(Problem requirements): The data below must be copied in full and without any change.

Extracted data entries
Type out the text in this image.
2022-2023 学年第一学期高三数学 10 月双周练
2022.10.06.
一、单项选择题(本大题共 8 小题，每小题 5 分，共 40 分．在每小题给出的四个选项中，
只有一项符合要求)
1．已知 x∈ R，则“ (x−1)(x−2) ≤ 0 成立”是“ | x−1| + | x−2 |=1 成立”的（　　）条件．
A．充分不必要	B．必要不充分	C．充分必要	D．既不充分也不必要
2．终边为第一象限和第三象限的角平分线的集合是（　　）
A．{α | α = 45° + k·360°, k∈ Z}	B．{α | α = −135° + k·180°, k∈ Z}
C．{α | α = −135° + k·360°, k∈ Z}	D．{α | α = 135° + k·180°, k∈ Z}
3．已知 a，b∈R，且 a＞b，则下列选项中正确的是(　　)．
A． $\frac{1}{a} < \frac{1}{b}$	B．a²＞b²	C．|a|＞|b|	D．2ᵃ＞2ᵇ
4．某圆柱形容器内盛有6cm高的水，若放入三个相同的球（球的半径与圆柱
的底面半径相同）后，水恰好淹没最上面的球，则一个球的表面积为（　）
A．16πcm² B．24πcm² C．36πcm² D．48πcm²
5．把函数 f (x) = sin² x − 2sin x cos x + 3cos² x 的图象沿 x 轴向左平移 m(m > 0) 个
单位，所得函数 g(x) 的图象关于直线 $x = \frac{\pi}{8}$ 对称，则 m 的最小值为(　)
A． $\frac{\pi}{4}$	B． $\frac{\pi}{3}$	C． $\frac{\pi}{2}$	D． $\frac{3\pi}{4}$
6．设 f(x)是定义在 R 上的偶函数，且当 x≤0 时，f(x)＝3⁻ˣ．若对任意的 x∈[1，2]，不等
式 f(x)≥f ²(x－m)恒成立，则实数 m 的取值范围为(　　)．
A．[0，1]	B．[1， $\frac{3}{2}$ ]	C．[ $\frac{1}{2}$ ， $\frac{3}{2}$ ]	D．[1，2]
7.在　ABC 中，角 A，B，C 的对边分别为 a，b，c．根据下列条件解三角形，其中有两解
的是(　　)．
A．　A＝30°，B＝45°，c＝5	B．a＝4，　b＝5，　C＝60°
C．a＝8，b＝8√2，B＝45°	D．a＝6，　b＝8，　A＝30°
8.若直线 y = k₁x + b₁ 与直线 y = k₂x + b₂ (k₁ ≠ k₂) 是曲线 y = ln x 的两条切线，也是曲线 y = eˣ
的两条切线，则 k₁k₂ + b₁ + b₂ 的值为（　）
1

(Written response):
Type out the text in this image.
2022-2023 学年第一学期高三数学 10 月双周练
2022.10.06.
一、单项选择题(本大题共 8 小题，每小题 5 分，共 40 分．在每小题给出的四个选项中，
只有一项符合要求)
1．已知 x∈ R，则“ (x−1)(x−2) ≤ 0 成立”是“ | x−1| + | x−2 |=1 成立”的（　　）条件．
A．充分不必要	B．必要不充分	C．充分必要	D．既不充分也不必要
2．终边为第一象限和第三象限的角平分线的集合是（　　）
A．{α | α = 45° + k·360°, k∈ Z}	B．{α | α = −135° + k·180°, k∈ Z}
C．{α | α = −135° + k·360°, k∈ Z}	D．{α | α = 135° + k·180°, k∈ Z}
3．已知 a，b∈R，且 a＞b，则下列选项中正确的是(　　)．
A． $\frac{1}{a} < \frac{1}{b}$	B．a²＞b²	C．|a|＞|b|	D．2ᵃ＞2ᵇ
4．某圆柱形容器内盛有6cm高的水，若放入三个相同的球（球的半径与圆柱
的底面半径相同）后，水恰好淹没最上面的球，则一个球的表面积为（　）
A．16πcm² B．24πcm² C．36πcm² D．48πcm²
5．把函数 f (x) = sin² x − 2sin x cos x + 3cos² x 的图象沿 x 轴向左平移 m(m > 0) 个
单位，所得函数 g(x) 的图象关于直线 $x = \frac{\pi}{8}$ 对称，则 m 的最小值为(　)
A． $\frac{\pi}{4}$	B． $\frac{\pi}{3}$	C． $\frac{\pi}{2}$	D． $\frac{3\pi}{4}$
6．设 f(x)是定义在 R 上的偶函数，且当 x≤0 时，f(x)＝3⁻ˣ．若对任意的 x∈[1，2]，不等
式 f(x)≥f ²(x－m)恒成立，则实数 m 的取值范围为(　　)．
A．[0，1]	B．[1， $\frac{3}{2}$ ]	C．[ $\frac{1}{2}$ ， $\frac{3}{2}$ ]	D．[1，2]
7.在　ABC 中，角 A，B，C 的对边分别为 a，b，c．根据下列条件解三角形，其中有两解
的是(　　)．
A．　A＝30°，B＝45°，c＝5	B．a＝4，　b＝5，　C＝60°
C．a＝8，b＝8√2，B＝45°	D．a＝6，　b＝8，　A＝30°
8.若直线 y = k₁x + b₁ 与直线 y = k₂x + b₂ (k₁ ≠ k₂) 是曲线 y = ln x 的两条切线，也是曲线 y = eˣ
的两条切线，则 k₁k₂ + b₁ + b₂ 的值为（　）
1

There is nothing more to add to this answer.